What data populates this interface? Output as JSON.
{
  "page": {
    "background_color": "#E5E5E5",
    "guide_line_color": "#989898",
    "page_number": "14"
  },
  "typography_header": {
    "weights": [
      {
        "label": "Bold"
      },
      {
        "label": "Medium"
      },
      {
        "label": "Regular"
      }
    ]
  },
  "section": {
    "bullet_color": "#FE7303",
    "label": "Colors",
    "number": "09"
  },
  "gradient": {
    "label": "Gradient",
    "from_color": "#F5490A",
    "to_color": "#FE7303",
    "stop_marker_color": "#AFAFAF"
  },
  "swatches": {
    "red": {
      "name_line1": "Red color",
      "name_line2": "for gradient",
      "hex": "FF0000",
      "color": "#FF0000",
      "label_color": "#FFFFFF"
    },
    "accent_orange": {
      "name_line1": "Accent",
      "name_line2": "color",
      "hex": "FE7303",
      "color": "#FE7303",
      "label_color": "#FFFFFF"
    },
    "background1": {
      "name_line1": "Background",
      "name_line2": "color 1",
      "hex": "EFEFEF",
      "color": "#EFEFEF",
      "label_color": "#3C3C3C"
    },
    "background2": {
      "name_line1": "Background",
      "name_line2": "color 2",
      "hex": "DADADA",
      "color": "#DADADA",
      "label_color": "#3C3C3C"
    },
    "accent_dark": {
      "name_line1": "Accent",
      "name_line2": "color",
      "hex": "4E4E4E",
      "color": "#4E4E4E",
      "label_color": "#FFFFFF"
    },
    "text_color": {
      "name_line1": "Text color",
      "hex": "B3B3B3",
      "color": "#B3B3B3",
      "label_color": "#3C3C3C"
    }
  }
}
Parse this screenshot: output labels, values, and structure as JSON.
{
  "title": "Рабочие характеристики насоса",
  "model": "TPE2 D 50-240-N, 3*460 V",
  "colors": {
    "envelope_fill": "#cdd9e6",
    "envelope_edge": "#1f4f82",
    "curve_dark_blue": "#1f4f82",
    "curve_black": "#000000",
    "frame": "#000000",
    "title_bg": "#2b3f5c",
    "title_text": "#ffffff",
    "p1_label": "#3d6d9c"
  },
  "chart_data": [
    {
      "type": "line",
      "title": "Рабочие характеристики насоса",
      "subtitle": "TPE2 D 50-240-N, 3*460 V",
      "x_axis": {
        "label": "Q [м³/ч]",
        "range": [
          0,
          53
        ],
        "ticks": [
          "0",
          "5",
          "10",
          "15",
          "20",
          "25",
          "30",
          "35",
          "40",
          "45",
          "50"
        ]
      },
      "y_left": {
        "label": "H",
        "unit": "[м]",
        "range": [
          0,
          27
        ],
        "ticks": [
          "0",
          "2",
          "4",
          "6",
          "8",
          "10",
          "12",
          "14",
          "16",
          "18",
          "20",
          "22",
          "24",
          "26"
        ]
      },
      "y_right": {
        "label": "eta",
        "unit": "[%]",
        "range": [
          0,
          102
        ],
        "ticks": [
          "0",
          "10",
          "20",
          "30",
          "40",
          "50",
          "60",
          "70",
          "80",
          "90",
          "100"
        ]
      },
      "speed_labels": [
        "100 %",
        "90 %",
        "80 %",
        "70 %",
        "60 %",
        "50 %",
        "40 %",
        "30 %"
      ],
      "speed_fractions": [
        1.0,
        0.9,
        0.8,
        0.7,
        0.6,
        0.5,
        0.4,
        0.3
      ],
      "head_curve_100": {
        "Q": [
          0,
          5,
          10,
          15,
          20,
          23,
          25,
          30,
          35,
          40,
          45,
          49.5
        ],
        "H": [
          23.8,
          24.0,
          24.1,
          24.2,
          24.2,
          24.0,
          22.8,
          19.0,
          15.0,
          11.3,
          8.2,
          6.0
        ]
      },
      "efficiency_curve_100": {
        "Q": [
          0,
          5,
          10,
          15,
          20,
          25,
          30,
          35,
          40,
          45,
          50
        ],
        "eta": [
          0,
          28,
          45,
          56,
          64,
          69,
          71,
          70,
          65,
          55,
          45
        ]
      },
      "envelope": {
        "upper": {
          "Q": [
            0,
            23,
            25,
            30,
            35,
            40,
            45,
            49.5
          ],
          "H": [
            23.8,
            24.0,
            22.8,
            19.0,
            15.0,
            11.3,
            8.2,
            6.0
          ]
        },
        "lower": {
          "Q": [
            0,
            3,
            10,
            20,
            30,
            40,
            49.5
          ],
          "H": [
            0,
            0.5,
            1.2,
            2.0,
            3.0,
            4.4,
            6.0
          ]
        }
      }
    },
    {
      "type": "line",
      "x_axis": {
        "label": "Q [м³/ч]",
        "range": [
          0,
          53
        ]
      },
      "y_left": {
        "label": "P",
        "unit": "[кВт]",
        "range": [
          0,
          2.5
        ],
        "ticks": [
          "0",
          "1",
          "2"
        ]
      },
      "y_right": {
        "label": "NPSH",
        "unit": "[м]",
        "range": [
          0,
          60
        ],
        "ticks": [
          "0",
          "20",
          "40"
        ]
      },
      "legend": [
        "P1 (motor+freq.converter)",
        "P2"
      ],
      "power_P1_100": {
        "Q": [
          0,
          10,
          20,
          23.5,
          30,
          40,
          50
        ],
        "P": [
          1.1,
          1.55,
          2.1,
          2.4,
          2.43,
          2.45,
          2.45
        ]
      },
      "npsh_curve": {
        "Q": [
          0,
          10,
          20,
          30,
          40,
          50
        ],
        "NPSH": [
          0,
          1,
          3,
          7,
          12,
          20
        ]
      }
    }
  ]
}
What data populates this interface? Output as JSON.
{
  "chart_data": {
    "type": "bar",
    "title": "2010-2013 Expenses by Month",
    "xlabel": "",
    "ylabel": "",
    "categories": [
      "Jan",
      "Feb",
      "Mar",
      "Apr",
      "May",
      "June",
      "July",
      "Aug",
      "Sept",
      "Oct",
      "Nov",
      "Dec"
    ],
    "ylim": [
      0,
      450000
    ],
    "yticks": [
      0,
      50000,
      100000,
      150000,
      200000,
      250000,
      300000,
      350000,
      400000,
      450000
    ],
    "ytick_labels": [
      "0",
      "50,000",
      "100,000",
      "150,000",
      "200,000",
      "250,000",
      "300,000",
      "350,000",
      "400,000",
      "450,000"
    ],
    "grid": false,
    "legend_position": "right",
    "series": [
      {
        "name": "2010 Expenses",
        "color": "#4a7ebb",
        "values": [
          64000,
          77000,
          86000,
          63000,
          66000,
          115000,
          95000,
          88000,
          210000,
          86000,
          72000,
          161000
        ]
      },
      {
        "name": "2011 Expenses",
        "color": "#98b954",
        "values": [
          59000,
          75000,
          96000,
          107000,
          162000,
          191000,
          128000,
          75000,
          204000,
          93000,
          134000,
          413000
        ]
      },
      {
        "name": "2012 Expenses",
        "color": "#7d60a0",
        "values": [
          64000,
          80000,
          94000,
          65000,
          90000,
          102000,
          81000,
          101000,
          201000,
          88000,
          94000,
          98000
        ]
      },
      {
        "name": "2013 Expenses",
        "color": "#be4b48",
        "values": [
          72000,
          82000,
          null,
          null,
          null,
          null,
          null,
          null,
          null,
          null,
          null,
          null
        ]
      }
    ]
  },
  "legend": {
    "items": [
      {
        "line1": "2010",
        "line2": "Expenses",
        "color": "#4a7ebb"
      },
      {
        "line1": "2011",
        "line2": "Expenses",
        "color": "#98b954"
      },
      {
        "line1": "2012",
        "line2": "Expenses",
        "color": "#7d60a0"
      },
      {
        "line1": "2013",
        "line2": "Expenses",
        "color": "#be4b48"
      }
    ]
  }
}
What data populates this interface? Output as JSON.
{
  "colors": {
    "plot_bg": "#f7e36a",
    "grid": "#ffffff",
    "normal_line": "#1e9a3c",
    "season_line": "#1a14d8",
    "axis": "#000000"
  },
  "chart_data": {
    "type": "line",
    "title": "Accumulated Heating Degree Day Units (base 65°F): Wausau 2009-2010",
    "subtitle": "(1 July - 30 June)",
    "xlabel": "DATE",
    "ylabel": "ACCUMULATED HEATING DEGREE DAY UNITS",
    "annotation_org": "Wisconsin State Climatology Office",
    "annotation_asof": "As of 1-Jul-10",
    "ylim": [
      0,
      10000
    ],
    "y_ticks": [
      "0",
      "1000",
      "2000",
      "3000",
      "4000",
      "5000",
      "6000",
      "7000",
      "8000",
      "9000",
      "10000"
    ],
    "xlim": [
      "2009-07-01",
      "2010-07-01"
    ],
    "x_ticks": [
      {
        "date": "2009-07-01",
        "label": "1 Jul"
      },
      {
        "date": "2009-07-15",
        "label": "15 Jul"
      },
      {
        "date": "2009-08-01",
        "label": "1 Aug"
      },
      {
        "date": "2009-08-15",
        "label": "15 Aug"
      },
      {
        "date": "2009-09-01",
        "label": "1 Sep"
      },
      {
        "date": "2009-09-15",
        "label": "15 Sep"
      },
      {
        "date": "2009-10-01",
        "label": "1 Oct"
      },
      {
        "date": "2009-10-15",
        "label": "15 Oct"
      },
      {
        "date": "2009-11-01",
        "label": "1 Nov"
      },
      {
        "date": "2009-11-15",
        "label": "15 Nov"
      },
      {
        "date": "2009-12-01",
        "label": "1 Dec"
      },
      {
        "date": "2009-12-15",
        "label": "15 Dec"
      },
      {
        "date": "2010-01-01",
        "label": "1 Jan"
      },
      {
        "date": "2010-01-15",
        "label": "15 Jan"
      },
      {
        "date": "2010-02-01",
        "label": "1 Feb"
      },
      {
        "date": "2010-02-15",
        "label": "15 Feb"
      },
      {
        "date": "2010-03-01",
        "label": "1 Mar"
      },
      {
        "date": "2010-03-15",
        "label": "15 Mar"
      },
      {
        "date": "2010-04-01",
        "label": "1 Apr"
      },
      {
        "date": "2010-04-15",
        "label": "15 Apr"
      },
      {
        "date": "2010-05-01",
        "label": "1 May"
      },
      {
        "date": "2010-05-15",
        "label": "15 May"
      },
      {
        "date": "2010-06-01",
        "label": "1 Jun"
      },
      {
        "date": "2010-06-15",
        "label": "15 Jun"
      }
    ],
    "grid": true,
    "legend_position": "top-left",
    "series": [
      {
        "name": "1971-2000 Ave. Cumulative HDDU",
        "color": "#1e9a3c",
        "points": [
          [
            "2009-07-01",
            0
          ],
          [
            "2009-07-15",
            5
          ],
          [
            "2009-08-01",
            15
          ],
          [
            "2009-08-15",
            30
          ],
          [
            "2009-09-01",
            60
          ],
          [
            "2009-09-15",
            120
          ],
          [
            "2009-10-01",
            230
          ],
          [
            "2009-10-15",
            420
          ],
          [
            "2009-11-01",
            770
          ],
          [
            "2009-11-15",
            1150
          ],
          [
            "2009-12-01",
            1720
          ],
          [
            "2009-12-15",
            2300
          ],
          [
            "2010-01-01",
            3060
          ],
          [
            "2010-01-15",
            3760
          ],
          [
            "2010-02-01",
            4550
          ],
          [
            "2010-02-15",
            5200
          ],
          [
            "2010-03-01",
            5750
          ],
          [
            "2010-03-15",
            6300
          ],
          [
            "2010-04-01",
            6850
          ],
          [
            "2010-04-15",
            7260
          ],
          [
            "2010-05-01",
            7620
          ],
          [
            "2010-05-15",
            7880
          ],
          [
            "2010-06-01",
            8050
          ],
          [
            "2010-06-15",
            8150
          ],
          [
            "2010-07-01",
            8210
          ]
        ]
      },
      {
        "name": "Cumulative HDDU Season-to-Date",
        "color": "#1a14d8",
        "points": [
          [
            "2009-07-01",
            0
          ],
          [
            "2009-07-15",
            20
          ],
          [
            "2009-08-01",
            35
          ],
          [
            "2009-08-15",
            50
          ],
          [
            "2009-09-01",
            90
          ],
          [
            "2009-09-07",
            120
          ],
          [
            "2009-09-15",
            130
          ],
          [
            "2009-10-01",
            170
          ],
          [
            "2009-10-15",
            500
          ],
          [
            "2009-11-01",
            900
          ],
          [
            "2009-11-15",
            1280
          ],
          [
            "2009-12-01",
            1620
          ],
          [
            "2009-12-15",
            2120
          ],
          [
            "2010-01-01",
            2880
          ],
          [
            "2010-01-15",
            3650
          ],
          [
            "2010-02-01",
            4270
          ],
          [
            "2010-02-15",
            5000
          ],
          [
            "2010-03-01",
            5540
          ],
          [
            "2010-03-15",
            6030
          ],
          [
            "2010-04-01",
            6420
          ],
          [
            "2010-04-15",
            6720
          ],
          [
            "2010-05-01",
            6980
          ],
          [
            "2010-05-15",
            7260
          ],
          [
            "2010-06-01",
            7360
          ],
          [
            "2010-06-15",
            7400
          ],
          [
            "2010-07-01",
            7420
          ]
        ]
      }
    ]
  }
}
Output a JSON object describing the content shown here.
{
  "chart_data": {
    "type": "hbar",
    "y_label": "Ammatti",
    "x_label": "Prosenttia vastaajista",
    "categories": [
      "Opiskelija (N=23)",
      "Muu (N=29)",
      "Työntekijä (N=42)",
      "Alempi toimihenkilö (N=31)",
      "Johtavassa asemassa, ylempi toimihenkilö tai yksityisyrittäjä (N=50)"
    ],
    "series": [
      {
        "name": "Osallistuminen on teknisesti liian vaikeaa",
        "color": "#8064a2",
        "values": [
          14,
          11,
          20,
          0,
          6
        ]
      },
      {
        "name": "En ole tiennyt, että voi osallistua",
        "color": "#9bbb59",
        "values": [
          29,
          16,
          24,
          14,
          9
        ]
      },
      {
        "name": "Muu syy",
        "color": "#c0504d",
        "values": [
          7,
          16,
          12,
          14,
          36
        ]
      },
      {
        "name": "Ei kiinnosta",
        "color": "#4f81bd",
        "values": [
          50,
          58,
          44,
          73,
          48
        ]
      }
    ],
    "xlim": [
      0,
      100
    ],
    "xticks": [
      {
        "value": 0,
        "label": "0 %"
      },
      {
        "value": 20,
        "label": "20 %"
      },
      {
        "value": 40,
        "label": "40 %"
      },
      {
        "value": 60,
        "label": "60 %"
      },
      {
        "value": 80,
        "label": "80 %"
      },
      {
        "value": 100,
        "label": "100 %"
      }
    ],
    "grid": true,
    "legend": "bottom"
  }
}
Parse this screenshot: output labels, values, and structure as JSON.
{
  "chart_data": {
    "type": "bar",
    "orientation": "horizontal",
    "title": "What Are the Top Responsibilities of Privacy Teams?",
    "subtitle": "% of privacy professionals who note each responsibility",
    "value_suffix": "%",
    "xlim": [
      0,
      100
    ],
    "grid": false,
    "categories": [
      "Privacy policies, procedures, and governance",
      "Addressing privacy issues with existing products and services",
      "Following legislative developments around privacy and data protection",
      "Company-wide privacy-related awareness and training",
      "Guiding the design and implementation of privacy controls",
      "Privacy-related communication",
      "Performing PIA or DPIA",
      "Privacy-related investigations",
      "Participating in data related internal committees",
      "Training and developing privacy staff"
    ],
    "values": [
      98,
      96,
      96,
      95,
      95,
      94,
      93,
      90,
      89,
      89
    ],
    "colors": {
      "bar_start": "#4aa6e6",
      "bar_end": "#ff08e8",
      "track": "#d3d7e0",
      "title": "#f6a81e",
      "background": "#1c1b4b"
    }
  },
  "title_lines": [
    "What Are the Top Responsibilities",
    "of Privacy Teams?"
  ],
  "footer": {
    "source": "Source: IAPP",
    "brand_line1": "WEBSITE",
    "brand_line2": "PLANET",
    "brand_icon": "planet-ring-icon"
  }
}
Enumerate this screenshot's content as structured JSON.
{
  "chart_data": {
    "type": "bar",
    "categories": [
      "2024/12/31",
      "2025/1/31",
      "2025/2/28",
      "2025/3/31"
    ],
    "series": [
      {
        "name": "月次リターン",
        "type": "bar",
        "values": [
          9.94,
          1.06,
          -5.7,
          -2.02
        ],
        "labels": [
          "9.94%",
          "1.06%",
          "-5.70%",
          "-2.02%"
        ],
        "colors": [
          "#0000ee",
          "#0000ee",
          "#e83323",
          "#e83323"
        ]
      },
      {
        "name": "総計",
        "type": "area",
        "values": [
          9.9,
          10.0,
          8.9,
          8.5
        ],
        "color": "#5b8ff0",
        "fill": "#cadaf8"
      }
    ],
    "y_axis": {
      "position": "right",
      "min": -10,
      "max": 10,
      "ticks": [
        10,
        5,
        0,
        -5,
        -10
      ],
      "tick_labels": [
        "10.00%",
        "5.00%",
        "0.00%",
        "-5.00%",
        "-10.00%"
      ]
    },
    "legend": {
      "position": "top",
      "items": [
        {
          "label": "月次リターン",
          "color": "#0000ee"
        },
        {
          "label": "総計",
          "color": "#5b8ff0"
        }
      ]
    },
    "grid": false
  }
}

•••

## Objective
Each line that has the word "Teams" should be copied.

## Answer below
    "title": "What Are the Top Responsibilities of Privacy Teams?",
    "of Privacy Teams?"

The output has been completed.